### Requirements
Check every line for the word "COVID" and give the number of lines where it occurs, nothing else.

### Entries
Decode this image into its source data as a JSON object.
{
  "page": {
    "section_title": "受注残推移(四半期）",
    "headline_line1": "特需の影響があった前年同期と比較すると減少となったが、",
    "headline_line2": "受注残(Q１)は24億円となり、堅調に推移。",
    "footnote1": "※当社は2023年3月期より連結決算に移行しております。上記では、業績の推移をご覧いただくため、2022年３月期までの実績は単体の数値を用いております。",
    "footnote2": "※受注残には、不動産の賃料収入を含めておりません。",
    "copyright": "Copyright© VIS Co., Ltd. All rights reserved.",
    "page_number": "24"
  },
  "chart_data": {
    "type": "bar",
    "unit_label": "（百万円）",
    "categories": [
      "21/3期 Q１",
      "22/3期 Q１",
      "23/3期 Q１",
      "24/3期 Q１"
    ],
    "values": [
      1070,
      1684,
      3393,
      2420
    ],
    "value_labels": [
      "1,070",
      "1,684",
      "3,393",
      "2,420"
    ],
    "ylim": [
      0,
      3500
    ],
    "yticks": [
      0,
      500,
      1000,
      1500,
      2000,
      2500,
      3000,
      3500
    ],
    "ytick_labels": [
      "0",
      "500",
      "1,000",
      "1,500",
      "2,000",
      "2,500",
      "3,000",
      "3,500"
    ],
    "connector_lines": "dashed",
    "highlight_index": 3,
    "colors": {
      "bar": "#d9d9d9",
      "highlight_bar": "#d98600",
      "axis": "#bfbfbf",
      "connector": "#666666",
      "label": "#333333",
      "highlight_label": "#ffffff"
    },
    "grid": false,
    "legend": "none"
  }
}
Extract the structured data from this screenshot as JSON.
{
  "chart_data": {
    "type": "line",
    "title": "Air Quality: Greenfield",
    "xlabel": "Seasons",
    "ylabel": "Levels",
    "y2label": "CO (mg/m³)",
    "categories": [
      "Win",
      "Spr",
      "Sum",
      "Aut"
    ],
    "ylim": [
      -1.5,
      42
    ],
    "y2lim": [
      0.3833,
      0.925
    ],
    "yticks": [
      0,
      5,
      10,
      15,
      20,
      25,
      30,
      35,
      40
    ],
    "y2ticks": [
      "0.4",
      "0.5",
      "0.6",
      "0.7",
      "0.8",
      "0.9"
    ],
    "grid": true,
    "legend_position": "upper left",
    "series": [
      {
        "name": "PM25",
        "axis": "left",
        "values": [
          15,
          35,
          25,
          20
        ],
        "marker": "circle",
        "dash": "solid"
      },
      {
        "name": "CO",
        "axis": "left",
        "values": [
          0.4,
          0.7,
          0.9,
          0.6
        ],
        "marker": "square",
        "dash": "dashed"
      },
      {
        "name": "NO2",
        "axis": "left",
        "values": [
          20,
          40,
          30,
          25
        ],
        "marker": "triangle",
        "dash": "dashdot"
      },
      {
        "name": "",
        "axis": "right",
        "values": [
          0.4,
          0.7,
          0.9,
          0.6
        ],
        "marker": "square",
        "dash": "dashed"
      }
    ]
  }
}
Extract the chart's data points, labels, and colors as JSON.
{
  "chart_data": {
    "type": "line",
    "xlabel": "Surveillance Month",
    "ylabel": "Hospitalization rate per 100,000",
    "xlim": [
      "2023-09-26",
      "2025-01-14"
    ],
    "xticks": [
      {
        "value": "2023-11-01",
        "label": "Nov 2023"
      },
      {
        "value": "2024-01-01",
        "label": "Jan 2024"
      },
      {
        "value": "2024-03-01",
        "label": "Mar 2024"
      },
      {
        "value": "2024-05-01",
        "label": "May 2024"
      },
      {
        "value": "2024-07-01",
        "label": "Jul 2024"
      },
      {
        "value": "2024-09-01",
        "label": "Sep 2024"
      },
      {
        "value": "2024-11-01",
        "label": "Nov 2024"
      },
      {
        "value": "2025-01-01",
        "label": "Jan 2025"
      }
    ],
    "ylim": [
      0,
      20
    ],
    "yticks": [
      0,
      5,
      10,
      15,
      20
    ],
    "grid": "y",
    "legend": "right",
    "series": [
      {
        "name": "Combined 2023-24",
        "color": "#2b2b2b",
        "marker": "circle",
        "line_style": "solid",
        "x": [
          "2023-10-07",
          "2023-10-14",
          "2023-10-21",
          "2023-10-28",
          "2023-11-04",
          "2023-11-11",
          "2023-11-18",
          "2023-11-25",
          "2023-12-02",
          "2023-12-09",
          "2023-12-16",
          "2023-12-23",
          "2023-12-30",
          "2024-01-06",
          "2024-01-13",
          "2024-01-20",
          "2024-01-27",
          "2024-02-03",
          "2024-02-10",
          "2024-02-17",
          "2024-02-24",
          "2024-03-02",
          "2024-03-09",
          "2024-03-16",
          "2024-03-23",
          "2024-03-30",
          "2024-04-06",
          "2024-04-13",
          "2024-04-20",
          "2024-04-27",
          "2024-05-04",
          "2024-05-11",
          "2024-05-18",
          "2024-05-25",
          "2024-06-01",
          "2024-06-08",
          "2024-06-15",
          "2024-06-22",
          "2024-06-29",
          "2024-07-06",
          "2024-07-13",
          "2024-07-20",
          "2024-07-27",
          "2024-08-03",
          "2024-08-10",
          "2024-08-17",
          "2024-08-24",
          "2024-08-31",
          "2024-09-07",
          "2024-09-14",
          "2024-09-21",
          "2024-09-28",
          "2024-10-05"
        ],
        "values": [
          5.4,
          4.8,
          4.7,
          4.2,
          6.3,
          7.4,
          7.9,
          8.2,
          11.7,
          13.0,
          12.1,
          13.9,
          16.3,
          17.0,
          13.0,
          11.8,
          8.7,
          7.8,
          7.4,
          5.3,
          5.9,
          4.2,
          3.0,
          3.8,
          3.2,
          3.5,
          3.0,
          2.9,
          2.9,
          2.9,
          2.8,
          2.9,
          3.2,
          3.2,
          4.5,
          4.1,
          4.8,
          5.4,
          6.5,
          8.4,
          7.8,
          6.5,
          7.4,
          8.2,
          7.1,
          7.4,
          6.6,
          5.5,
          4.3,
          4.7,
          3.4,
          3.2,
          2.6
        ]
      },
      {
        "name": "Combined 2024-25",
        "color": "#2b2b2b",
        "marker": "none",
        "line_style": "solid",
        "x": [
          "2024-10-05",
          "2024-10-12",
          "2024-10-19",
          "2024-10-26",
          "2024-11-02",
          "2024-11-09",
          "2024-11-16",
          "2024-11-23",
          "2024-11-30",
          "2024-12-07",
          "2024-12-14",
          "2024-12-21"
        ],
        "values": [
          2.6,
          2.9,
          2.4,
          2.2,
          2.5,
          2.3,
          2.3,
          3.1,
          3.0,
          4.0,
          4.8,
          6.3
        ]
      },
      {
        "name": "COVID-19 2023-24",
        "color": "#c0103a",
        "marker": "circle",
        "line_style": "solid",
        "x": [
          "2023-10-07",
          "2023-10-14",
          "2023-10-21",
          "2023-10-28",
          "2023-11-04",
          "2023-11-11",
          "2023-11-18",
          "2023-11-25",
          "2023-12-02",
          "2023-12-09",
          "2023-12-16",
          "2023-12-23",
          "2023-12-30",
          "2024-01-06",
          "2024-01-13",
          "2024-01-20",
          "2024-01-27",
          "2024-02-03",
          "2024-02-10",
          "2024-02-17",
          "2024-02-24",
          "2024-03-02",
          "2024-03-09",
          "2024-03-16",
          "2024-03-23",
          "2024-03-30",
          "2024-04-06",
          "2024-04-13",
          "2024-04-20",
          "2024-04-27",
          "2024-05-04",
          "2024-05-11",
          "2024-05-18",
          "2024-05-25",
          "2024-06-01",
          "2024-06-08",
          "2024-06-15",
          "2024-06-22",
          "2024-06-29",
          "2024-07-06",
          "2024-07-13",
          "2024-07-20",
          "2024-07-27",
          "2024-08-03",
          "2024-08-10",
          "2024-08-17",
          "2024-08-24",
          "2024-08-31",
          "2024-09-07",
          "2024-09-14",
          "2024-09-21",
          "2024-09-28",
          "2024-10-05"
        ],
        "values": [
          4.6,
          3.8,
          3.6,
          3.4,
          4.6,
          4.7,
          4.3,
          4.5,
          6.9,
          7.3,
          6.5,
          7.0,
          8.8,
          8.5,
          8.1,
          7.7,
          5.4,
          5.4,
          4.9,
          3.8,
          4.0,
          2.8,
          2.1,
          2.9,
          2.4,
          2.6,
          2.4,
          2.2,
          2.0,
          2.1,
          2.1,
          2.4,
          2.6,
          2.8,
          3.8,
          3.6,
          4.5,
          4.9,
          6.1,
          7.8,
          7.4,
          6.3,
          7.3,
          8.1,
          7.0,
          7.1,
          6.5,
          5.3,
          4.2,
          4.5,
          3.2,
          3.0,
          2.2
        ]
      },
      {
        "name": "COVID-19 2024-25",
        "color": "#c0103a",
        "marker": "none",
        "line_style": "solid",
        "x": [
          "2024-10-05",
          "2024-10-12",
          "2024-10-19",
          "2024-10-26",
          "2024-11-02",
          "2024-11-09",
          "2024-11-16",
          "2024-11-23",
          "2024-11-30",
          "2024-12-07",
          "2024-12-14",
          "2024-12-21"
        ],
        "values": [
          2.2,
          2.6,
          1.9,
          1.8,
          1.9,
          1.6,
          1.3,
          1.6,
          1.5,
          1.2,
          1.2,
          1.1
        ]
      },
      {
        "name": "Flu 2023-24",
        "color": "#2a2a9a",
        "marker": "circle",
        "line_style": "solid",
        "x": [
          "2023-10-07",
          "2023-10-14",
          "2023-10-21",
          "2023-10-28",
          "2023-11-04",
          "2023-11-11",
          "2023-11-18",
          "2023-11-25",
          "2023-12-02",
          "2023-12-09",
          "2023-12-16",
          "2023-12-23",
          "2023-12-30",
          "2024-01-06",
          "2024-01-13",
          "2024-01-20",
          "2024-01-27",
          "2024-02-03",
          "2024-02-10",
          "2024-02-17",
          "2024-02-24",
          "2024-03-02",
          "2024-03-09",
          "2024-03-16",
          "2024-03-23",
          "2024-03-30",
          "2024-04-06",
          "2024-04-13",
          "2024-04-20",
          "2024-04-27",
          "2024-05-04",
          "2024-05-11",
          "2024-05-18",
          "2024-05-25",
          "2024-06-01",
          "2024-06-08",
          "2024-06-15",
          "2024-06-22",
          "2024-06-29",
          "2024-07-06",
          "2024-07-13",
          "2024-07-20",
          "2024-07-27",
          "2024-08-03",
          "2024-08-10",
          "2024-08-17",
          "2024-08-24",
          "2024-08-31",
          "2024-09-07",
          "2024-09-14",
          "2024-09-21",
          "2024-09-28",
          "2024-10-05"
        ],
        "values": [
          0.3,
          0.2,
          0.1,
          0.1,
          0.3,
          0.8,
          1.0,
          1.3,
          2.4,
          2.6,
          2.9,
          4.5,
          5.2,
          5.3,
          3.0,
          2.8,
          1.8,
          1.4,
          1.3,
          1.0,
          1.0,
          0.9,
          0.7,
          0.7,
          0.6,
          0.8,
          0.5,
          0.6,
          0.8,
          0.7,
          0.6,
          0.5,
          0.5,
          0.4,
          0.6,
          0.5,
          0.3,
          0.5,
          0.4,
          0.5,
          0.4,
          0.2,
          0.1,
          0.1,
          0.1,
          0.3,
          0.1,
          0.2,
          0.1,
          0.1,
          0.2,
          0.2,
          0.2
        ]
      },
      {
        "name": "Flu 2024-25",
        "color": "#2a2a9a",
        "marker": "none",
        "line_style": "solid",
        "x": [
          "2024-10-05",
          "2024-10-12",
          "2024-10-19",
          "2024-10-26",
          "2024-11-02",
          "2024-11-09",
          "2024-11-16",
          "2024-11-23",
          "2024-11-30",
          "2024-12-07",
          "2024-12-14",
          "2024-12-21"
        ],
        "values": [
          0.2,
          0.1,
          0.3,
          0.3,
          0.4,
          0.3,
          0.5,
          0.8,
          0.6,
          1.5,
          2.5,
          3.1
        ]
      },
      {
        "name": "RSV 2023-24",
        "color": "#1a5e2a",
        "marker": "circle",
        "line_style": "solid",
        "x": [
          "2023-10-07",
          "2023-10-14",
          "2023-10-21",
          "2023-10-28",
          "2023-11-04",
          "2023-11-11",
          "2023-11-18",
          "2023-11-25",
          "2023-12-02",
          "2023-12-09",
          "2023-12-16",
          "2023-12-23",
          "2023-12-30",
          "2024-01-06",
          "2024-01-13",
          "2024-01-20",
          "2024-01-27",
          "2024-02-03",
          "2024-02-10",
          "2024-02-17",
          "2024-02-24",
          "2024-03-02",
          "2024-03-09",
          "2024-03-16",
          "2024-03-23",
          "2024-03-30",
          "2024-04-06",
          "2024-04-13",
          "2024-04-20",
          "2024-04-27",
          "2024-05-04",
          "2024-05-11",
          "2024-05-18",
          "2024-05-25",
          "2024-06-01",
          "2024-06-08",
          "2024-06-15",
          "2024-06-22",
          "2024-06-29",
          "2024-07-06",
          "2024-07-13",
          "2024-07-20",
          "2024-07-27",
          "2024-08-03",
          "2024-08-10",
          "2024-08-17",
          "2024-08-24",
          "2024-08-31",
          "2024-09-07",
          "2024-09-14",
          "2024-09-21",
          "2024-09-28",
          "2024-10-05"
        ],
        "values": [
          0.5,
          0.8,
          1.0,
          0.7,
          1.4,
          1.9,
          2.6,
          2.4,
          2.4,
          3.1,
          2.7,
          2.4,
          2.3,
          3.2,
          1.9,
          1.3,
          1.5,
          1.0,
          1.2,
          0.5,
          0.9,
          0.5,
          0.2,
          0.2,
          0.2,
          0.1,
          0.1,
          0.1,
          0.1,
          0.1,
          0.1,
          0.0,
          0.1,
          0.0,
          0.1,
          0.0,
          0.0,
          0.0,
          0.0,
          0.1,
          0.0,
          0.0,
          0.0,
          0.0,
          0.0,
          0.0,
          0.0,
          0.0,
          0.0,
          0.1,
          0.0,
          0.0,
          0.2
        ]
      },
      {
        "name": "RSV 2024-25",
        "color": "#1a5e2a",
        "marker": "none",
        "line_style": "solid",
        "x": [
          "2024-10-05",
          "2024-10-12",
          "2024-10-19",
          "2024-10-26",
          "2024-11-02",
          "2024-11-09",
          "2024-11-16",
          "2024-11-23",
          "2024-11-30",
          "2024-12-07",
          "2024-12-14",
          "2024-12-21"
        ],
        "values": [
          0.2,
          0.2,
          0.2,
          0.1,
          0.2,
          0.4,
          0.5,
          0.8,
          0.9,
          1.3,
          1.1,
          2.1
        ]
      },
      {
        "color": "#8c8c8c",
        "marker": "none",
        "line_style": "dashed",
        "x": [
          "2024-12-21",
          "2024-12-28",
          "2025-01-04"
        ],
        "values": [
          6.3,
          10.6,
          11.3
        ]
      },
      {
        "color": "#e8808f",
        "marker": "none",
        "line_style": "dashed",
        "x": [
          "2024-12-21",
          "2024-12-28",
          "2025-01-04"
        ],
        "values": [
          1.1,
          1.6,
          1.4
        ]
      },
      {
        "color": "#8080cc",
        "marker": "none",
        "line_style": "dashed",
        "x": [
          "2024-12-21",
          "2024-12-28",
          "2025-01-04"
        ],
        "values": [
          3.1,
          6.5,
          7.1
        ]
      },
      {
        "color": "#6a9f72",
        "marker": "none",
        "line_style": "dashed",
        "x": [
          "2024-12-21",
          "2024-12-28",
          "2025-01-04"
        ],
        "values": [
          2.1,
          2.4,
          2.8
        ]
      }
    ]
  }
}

### Complete response
2